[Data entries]
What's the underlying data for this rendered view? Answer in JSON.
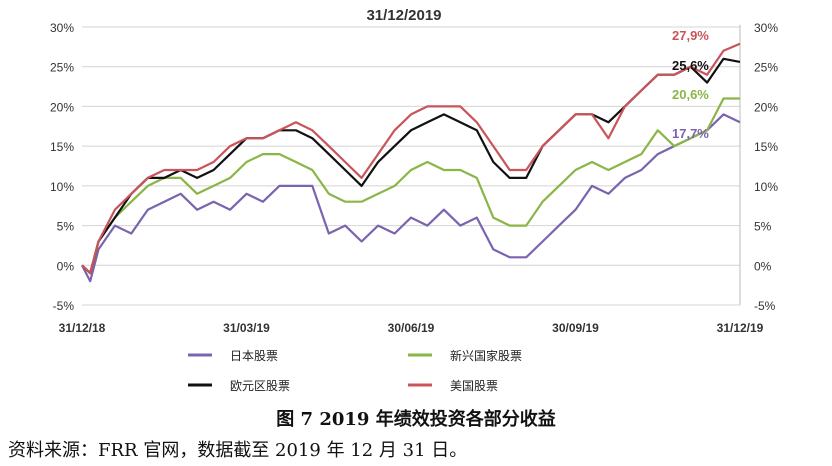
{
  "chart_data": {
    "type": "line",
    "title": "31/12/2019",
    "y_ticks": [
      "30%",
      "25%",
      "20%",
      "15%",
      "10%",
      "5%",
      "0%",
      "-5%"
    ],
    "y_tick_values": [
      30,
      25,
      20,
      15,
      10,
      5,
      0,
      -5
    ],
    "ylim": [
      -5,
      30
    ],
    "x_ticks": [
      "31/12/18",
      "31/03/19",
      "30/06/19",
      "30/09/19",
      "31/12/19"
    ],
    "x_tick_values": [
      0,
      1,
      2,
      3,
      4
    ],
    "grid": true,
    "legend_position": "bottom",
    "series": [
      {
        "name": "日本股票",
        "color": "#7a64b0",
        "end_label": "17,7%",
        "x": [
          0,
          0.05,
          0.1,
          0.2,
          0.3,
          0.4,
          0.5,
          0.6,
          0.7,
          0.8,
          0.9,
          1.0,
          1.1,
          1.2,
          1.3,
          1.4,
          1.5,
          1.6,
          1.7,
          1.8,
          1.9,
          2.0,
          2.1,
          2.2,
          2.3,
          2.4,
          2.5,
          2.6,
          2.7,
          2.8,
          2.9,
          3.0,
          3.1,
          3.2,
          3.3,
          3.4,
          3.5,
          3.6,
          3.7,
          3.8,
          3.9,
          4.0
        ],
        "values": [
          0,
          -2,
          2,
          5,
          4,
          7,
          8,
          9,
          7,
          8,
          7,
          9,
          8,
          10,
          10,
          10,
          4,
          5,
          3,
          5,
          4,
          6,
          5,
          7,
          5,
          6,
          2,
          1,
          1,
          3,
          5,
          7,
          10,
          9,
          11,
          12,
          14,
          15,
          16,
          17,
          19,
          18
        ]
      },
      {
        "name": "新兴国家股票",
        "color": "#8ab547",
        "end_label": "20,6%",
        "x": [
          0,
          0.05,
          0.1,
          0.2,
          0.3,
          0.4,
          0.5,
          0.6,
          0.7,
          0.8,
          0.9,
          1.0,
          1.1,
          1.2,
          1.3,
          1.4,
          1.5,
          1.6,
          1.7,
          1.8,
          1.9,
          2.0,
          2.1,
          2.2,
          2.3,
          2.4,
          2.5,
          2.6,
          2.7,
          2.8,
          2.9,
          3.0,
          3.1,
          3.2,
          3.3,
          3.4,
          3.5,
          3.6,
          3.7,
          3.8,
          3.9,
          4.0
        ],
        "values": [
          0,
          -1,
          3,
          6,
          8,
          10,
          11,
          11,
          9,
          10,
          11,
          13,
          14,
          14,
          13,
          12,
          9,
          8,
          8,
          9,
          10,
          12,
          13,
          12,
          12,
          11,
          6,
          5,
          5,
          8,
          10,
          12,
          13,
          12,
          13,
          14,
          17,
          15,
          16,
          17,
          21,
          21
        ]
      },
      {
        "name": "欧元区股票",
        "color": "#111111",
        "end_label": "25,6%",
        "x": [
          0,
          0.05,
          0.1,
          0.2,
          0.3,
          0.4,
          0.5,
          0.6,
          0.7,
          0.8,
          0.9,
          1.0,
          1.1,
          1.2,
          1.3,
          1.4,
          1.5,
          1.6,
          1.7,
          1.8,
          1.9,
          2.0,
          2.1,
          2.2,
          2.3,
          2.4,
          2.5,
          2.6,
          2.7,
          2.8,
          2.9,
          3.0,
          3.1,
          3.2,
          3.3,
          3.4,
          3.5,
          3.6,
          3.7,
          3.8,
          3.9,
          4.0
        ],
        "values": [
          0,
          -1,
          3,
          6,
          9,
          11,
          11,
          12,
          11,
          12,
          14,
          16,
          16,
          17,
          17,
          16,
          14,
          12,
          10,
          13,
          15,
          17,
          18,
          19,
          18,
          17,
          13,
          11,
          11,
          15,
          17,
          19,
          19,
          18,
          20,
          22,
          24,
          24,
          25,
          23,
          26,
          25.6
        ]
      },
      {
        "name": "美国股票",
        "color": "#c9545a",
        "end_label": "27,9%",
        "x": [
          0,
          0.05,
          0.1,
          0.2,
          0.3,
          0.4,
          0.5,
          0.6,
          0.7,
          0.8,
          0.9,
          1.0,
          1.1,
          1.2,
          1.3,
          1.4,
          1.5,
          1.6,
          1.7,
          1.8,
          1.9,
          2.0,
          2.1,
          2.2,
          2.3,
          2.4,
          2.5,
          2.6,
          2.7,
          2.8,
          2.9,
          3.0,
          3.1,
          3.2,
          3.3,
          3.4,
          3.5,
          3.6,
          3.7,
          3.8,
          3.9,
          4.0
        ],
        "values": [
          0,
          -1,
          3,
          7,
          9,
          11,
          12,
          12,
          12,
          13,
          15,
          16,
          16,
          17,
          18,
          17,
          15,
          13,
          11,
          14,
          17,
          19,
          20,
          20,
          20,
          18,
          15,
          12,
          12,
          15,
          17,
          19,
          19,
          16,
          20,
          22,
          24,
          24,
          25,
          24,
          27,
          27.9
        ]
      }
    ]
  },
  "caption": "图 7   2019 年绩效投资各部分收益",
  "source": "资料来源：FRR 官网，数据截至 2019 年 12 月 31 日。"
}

**Exercise**: Pick out every line above that holds the word "color" and copy it.

**The solution**:
        "color": "#7a64b0",
        "color": "#8ab547",
        "color": "#111111",
        "color": "#c9545a",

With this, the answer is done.